BEGIN Available data
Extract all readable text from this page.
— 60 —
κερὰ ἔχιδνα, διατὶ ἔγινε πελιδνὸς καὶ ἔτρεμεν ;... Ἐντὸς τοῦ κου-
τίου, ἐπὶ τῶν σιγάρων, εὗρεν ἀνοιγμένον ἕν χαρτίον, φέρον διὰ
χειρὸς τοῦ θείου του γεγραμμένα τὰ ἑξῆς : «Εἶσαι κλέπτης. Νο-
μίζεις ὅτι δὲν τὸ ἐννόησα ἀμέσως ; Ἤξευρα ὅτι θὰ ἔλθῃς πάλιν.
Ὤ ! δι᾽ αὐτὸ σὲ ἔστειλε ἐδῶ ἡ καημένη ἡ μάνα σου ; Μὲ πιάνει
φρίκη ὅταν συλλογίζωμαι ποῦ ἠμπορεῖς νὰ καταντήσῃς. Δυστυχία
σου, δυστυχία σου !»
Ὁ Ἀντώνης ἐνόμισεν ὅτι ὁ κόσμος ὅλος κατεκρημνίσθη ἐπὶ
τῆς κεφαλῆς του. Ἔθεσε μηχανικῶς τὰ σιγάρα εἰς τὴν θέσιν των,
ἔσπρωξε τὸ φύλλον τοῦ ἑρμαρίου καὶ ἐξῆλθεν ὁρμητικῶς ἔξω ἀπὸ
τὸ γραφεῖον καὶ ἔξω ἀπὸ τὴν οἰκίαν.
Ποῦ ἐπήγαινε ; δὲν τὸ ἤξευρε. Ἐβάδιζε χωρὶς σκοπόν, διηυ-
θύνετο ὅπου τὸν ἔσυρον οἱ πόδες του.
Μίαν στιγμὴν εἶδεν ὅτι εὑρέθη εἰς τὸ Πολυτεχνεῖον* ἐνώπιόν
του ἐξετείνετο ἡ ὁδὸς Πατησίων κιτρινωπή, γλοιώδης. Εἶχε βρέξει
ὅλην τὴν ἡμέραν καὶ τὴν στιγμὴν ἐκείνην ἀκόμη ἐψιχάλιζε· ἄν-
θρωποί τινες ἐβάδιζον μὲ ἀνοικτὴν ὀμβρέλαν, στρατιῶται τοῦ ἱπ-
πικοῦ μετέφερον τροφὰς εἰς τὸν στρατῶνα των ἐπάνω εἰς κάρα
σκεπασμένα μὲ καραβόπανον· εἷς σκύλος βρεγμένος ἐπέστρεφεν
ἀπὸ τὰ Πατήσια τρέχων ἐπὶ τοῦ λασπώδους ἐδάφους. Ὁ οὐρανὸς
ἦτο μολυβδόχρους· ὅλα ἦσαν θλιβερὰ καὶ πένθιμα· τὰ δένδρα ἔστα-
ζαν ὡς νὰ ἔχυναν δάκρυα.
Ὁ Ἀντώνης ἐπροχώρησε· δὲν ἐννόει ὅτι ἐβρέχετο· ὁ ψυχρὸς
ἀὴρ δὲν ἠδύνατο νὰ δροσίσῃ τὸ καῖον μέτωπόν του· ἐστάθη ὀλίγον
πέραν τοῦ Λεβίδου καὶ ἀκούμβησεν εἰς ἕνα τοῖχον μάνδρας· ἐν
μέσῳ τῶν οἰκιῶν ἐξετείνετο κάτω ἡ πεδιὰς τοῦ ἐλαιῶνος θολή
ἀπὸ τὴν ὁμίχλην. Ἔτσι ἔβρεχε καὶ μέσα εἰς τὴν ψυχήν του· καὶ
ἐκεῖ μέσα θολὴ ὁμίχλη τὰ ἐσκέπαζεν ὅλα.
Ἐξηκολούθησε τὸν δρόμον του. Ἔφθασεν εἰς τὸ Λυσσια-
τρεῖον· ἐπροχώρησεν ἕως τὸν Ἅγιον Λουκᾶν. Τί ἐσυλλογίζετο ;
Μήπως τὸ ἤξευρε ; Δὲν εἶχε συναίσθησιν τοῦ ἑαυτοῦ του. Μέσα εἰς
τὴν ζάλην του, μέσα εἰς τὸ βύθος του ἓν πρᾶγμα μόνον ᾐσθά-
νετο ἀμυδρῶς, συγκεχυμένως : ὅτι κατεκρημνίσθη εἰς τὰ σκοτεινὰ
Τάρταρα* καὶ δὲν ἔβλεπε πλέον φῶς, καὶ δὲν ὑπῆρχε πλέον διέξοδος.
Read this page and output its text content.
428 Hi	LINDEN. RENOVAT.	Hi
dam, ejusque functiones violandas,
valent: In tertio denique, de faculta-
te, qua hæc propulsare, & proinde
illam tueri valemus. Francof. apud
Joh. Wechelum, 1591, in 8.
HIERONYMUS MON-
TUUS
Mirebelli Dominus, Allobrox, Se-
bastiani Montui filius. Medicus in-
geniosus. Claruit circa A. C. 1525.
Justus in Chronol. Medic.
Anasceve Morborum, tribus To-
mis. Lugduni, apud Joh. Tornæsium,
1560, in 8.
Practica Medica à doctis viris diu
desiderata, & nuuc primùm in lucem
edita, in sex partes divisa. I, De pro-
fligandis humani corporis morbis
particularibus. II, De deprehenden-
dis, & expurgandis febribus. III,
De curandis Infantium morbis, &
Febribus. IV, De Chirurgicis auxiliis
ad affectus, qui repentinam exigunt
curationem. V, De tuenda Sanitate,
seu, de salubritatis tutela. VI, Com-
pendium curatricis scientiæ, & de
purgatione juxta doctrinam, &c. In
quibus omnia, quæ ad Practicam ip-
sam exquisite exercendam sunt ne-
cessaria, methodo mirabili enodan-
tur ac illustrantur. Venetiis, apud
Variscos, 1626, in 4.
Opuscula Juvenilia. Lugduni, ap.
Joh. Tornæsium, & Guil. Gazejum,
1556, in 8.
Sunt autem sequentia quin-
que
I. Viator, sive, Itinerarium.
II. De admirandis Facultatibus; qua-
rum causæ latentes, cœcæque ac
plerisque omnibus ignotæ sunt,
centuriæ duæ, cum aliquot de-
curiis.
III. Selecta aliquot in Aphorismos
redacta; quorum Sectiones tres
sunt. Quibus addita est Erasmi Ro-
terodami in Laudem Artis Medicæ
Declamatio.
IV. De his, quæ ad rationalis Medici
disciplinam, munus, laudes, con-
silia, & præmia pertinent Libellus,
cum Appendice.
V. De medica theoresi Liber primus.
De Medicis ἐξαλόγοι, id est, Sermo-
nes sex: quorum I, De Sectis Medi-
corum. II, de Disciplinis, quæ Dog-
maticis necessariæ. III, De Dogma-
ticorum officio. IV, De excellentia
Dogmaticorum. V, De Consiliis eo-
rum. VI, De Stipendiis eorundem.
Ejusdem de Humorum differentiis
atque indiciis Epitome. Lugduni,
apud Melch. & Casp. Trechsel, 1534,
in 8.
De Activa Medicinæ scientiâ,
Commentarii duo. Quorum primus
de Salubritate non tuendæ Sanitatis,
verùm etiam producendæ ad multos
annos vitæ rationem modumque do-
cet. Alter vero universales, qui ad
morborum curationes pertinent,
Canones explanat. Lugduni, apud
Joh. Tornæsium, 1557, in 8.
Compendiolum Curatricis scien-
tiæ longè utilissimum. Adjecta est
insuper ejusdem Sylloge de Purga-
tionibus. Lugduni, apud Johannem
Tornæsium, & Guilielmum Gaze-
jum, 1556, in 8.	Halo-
END Available data
**Task goal**
Restate each entry exactly, skipping none.

**Worked solution**
Extract all readable text from this page.
— 60 —
κερὰ ἔχιδνα, διατὶ ἔγινε πελιδνὸς καὶ ἔτρεμεν ;... Ἐντὸς τοῦ κου-
τίου, ἐπὶ τῶν σιγάρων, εὗρεν ἀνοιγμένον ἕν χαρτίον, φέρον διὰ
χειρὸς τοῦ θείου του γεγραμμένα τὰ ἑξῆς : «Εἶσαι κλέπτης. Νο-
μίζεις ὅτι δὲν τὸ ἐννόησα ἀμέσως ; Ἤξευρα ὅτι θὰ ἔλθῃς πάλιν.
Ὤ ! δι᾽ αὐτὸ σὲ ἔστειλε ἐδῶ ἡ καημένη ἡ μάνα σου ; Μὲ πιάνει
φρίκη ὅταν συλλογίζωμαι ποῦ ἠμπορεῖς νὰ καταντήσῃς. Δυστυχία
σου, δυστυχία σου !»
Ὁ Ἀντώνης ἐνόμισεν ὅτι ὁ κόσμος ὅλος κατεκρημνίσθη ἐπὶ
τῆς κεφαλῆς του. Ἔθεσε μηχανικῶς τὰ σιγάρα εἰς τὴν θέσιν των,
ἔσπρωξε τὸ φύλλον τοῦ ἑρμαρίου καὶ ἐξῆλθεν ὁρμητικῶς ἔξω ἀπὸ
τὸ γραφεῖον καὶ ἔξω ἀπὸ τὴν οἰκίαν.
Ποῦ ἐπήγαινε ; δὲν τὸ ἤξευρε. Ἐβάδιζε χωρὶς σκοπόν, διηυ-
θύνετο ὅπου τὸν ἔσυρον οἱ πόδες του.
Μίαν στιγμὴν εἶδεν ὅτι εὑρέθη εἰς τὸ Πολυτεχνεῖον* ἐνώπιόν
του ἐξετείνετο ἡ ὁδὸς Πατησίων κιτρινωπή, γλοιώδης. Εἶχε βρέξει
ὅλην τὴν ἡμέραν καὶ τὴν στιγμὴν ἐκείνην ἀκόμη ἐψιχάλιζε· ἄν-
θρωποί τινες ἐβάδιζον μὲ ἀνοικτὴν ὀμβρέλαν, στρατιῶται τοῦ ἱπ-
πικοῦ μετέφερον τροφὰς εἰς τὸν στρατῶνα των ἐπάνω εἰς κάρα
σκεπασμένα μὲ καραβόπανον· εἷς σκύλος βρεγμένος ἐπέστρεφεν
ἀπὸ τὰ Πατήσια τρέχων ἐπὶ τοῦ λασπώδους ἐδάφους. Ὁ οὐρανὸς
ἦτο μολυβδόχρους· ὅλα ἦσαν θλιβερὰ καὶ πένθιμα· τὰ δένδρα ἔστα-
ζαν ὡς νὰ ἔχυναν δάκρυα.
Ὁ Ἀντώνης ἐπροχώρησε· δὲν ἐννόει ὅτι ἐβρέχετο· ὁ ψυχρὸς
ἀὴρ δὲν ἠδύνατο νὰ δροσίσῃ τὸ καῖον μέτωπόν του· ἐστάθη ὀλίγον
πέραν τοῦ Λεβίδου καὶ ἀκούμβησεν εἰς ἕνα τοῖχον μάνδρας· ἐν
μέσῳ τῶν οἰκιῶν ἐξετείνετο κάτω ἡ πεδιὰς τοῦ ἐλαιῶνος θολή
ἀπὸ τὴν ὁμίχλην. Ἔτσι ἔβρεχε καὶ μέσα εἰς τὴν ψυχήν του· καὶ
ἐκεῖ μέσα θολὴ ὁμίχλη τὰ ἐσκέπαζεν ὅλα.
Ἐξηκολούθησε τὸν δρόμον του. Ἔφθασεν εἰς τὸ Λυσσια-
τρεῖον· ἐπροχώρησεν ἕως τὸν Ἅγιον Λουκᾶν. Τί ἐσυλλογίζετο ;
Μήπως τὸ ἤξευρε ; Δὲν εἶχε συναίσθησιν τοῦ ἑαυτοῦ του. Μέσα εἰς
τὴν ζάλην του, μέσα εἰς τὸ βύθος του ἓν πρᾶγμα μόνον ᾐσθά-
νετο ἀμυδρῶς, συγκεχυμένως : ὅτι κατεκρημνίσθη εἰς τὰ σκοτεινὰ
Τάρταρα* καὶ δὲν ἔβλεπε πλέον φῶς, καὶ δὲν ὑπῆρχε πλέον διέξοδος.
Read this page and output its text content.
428 Hi	LINDEN. RENOVAT.	Hi
dam, ejusque functiones violandas,
valent: In tertio denique, de faculta-
te, qua hæc propulsare, & proinde
illam tueri valemus. Francof. apud
Joh. Wechelum, 1591, in 8.
HIERONYMUS MON-
TUUS
Mirebelli Dominus, Allobrox, Se-
bastiani Montui filius. Medicus in-
geniosus. Claruit circa A. C. 1525.
Justus in Chronol. Medic.
Anasceve Morborum, tribus To-
mis. Lugduni, apud Joh. Tornæsium,
1560, in 8.
Practica Medica à doctis viris diu
desiderata, & nuuc primùm in lucem
edita, in sex partes divisa. I, De pro-
fligandis humani corporis morbis
particularibus. II, De deprehenden-
dis, & expurgandis febribus. III,
De curandis Infantium morbis, &
Febribus. IV, De Chirurgicis auxiliis
ad affectus, qui repentinam exigunt
curationem. V, De tuenda Sanitate,
seu, de salubritatis tutela. VI, Com-
pendium curatricis scientiæ, & de
purgatione juxta doctrinam, &c. In
quibus omnia, quæ ad Practicam ip-
sam exquisite exercendam sunt ne-
cessaria, methodo mirabili enodan-
tur ac illustrantur. Venetiis, apud
Variscos, 1626, in 4.
Opuscula Juvenilia. Lugduni, ap.
Joh. Tornæsium, & Guil. Gazejum,
1556, in 8.
Sunt autem sequentia quin-
que
I. Viator, sive, Itinerarium.
II. De admirandis Facultatibus; qua-
rum causæ latentes, cœcæque ac
plerisque omnibus ignotæ sunt,
centuriæ duæ, cum aliquot de-
curiis.
III. Selecta aliquot in Aphorismos
redacta; quorum Sectiones tres
sunt. Quibus addita est Erasmi Ro-
terodami in Laudem Artis Medicæ
Declamatio.
IV. De his, quæ ad rationalis Medici
disciplinam, munus, laudes, con-
silia, & præmia pertinent Libellus,
cum Appendice.
V. De medica theoresi Liber primus.
De Medicis ἐξαλόγοι, id est, Sermo-
nes sex: quorum I, De Sectis Medi-
corum. II, de Disciplinis, quæ Dog-
maticis necessariæ. III, De Dogma-
ticorum officio. IV, De excellentia
Dogmaticorum. V, De Consiliis eo-
rum. VI, De Stipendiis eorundem.
Ejusdem de Humorum differentiis
atque indiciis Epitome. Lugduni,
apud Melch. & Casp. Trechsel, 1534,
in 8.
De Activa Medicinæ scientiâ,
Commentarii duo. Quorum primus
de Salubritate non tuendæ Sanitatis,
verùm etiam producendæ ad multos
annos vitæ rationem modumque do-
cet. Alter vero universales, qui ad
morborum curationes pertinent,
Canones explanat. Lugduni, apud
Joh. Tornæsium, 1557, in 8.
Compendiolum Curatricis scien-
tiæ longè utilissimum. Adjecta est
insuper ejusdem Sylloge de Purga-
tionibus. Lugduni, apud Johannem
Tornæsium, & Guilielmum Gaze-
jum, 1556, in 8.	Halo-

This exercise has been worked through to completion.